• _Problem requirements_:
Pull out every line below holding the word "frac".

• _Recorded data_:

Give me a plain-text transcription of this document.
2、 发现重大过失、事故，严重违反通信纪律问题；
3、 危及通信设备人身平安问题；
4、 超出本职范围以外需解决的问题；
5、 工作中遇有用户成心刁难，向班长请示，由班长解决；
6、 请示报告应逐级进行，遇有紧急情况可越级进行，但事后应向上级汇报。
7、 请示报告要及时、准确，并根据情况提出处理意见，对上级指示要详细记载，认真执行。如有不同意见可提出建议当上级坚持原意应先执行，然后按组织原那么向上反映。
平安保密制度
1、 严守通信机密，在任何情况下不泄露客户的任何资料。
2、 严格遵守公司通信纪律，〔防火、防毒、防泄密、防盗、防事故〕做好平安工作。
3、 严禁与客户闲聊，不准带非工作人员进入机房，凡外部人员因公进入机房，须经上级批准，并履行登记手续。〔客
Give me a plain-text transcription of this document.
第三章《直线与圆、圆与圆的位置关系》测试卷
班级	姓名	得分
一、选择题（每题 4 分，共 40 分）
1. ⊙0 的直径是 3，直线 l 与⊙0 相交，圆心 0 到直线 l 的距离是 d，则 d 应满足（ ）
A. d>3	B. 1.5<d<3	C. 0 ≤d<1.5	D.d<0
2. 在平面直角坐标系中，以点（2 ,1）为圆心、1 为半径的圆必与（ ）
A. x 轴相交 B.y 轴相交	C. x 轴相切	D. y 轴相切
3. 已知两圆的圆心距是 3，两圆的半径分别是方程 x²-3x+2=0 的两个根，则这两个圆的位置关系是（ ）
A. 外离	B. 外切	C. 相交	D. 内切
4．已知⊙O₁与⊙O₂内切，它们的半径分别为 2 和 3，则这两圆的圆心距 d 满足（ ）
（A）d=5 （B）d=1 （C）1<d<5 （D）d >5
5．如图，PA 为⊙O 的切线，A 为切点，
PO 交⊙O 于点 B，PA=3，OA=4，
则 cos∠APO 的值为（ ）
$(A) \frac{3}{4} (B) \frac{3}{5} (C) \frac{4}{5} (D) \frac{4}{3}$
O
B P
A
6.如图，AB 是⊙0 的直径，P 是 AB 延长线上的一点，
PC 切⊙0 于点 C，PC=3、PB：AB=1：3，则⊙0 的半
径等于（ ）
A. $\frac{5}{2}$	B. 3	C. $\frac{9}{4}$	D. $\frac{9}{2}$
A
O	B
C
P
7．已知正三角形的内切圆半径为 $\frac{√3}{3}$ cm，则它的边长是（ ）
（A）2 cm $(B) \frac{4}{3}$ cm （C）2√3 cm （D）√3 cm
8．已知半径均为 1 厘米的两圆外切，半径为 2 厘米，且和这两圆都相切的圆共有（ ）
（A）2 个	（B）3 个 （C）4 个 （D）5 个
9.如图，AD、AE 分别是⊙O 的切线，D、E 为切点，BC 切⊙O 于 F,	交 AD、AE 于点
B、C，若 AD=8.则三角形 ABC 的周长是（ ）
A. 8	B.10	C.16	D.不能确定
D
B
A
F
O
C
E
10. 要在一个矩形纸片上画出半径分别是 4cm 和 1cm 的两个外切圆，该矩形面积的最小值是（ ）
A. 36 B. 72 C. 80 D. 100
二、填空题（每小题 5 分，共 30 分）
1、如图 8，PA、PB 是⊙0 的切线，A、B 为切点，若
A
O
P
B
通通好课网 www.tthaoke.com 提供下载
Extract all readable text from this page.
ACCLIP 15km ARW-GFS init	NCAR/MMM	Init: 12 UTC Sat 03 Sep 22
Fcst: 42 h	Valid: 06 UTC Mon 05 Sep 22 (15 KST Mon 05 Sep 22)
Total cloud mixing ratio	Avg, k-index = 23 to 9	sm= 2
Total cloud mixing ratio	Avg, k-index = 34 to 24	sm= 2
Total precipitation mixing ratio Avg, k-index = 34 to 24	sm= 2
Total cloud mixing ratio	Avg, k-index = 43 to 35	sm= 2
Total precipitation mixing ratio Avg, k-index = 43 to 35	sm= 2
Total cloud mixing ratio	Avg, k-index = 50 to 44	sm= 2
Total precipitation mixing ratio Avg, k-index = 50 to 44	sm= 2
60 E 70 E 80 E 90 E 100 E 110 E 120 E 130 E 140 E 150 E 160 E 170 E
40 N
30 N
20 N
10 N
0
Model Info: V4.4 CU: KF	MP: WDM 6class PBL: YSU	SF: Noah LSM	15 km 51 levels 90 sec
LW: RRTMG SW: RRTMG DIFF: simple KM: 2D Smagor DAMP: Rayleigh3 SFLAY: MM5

• _Problem solution_:
$(A) \frac{3}{4} (B) \frac{3}{5} (C) \frac{4}{5} (D) \frac{4}{3}$
A. $\frac{5}{2}$	B. 3	C. $\frac{9}{4}$	D. $\frac{9}{2}$
7．已知正三角形的内切圆半径为 $\frac{√3}{3}$ cm，则它的边长是（ ）
（A）2 cm $(B) \frac{4}{3}$ cm （C）2√3 cm （D）√3 cm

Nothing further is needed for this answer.